Data entries:
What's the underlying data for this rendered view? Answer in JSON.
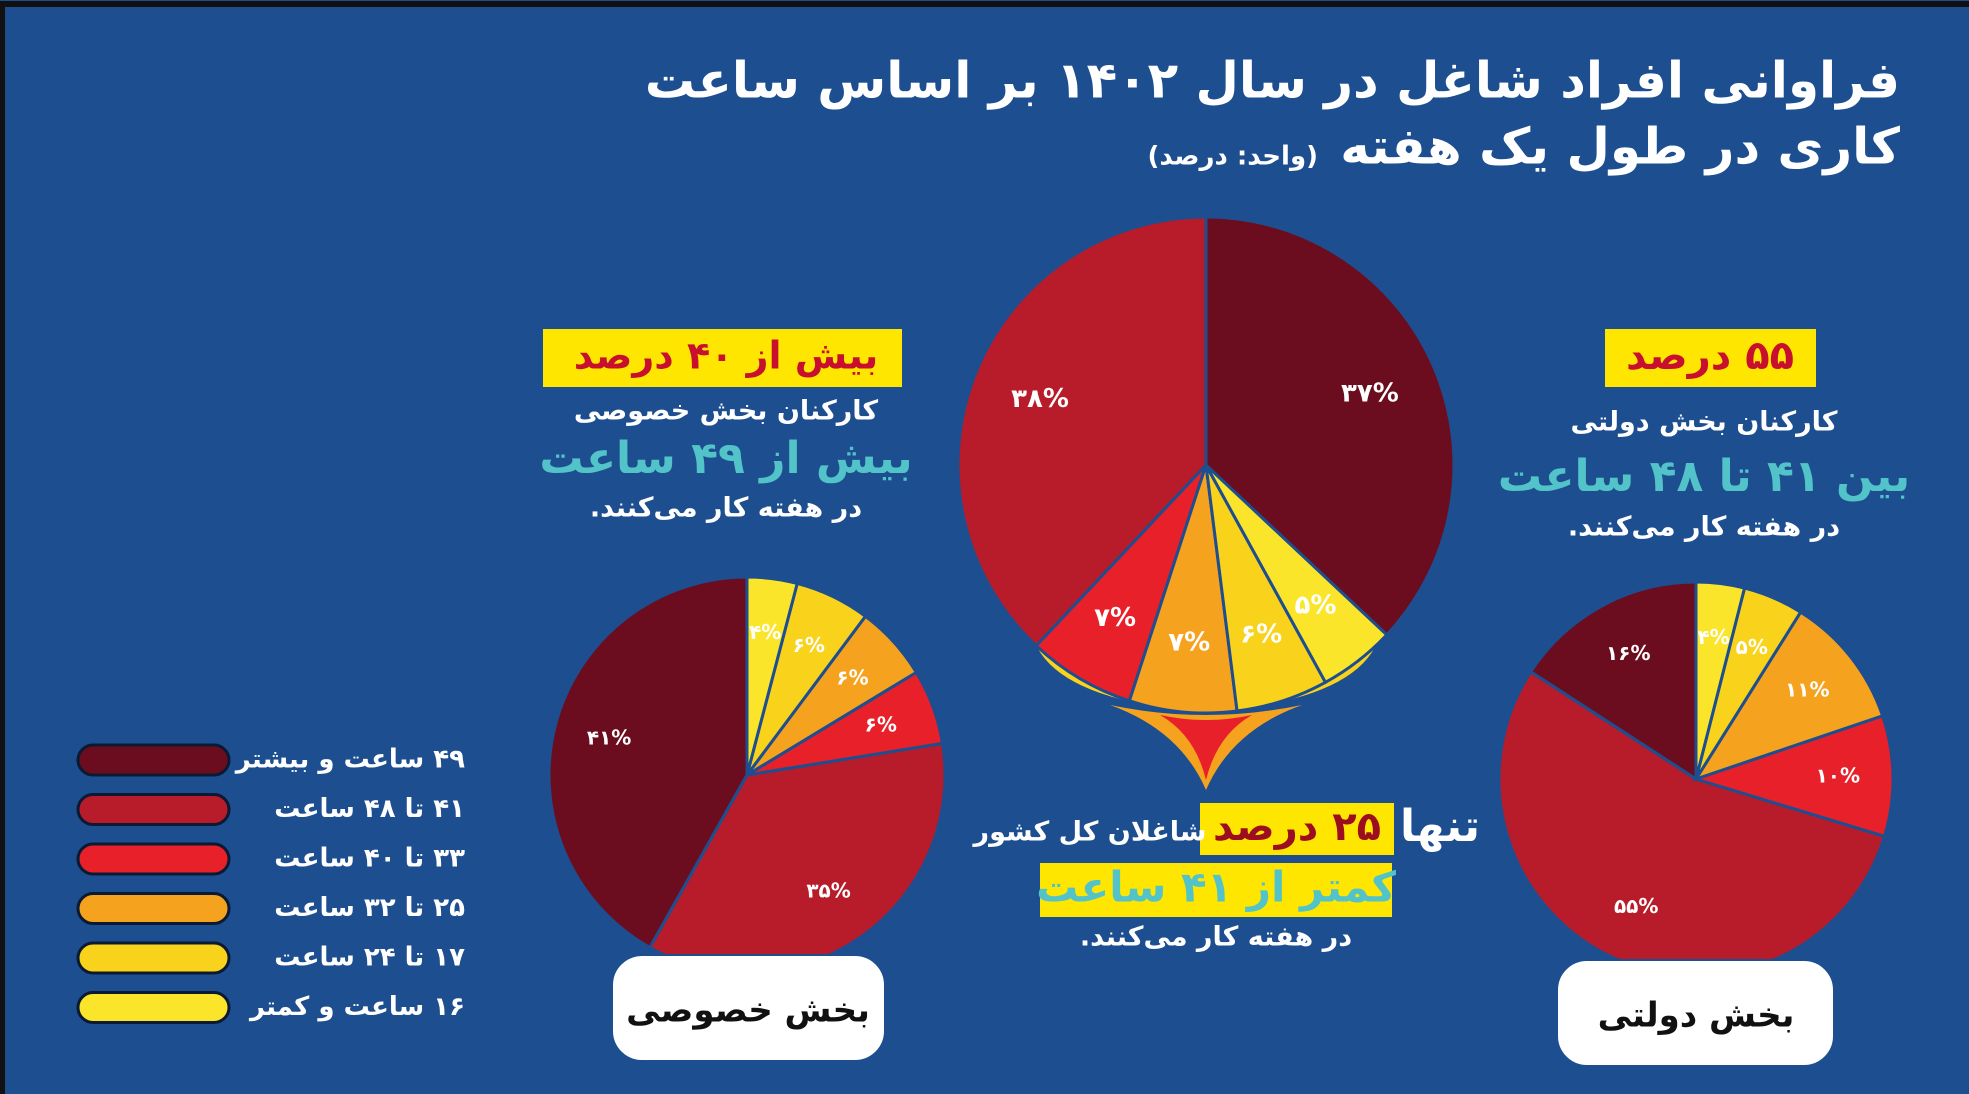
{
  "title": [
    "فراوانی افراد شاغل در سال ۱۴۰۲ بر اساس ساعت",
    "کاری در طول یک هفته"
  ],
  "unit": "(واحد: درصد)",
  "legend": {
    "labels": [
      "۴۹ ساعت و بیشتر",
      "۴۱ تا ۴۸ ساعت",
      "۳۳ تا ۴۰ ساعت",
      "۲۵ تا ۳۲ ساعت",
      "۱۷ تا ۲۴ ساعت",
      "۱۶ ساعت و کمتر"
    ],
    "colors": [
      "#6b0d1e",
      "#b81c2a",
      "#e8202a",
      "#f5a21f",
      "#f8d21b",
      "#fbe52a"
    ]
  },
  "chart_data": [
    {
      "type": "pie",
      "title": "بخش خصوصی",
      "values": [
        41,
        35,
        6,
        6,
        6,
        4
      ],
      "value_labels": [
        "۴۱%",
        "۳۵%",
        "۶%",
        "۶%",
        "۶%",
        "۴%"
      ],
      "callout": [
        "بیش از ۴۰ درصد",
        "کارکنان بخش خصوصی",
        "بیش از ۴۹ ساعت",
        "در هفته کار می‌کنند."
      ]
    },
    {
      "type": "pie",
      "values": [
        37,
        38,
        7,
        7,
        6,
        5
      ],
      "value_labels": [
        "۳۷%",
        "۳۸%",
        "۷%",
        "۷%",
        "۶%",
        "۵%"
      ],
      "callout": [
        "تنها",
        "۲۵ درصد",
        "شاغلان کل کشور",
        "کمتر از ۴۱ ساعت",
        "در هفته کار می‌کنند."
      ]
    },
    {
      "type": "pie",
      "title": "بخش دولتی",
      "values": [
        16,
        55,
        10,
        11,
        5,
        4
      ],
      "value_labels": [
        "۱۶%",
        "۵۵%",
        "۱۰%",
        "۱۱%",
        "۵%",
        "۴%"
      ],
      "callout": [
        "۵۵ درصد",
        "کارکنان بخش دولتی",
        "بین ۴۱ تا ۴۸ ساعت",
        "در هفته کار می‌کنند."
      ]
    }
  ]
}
---
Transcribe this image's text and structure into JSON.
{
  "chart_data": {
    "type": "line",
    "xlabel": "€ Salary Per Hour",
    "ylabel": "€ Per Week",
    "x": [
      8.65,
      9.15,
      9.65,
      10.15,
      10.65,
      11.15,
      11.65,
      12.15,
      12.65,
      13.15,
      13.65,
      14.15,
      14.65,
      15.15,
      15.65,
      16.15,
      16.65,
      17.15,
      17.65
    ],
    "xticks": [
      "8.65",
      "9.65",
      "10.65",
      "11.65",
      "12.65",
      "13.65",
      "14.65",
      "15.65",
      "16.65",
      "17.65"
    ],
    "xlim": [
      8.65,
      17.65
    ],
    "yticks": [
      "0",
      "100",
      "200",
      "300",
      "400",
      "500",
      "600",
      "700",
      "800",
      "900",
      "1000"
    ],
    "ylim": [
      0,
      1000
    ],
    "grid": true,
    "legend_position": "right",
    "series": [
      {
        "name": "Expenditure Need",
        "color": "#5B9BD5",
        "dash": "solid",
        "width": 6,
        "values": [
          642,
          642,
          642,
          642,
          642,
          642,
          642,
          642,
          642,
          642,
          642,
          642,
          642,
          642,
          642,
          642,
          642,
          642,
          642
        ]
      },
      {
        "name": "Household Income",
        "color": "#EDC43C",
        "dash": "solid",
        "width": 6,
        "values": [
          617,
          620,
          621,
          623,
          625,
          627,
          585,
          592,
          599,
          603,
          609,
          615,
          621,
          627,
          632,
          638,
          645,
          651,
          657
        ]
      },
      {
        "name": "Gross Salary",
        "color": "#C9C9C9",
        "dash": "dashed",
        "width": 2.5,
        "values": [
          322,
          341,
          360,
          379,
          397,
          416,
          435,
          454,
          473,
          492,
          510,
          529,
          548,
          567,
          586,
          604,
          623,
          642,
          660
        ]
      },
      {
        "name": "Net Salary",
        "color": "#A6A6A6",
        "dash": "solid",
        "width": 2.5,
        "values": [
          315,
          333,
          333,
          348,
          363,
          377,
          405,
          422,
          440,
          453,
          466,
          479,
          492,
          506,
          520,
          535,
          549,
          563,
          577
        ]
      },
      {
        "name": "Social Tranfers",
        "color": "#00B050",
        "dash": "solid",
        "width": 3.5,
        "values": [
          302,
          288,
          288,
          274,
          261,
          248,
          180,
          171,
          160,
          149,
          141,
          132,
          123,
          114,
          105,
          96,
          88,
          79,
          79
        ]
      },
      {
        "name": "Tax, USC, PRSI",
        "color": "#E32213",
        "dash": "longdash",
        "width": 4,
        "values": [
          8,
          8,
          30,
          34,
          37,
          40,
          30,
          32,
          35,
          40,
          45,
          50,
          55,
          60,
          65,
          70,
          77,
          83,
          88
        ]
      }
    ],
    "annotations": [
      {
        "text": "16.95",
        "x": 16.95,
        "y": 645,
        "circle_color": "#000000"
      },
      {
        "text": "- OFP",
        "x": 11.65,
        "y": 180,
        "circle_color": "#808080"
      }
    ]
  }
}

Requirements: Find every line in the records that has the string "JSON", then state how many there are and nothing else.

Completed exercise: 2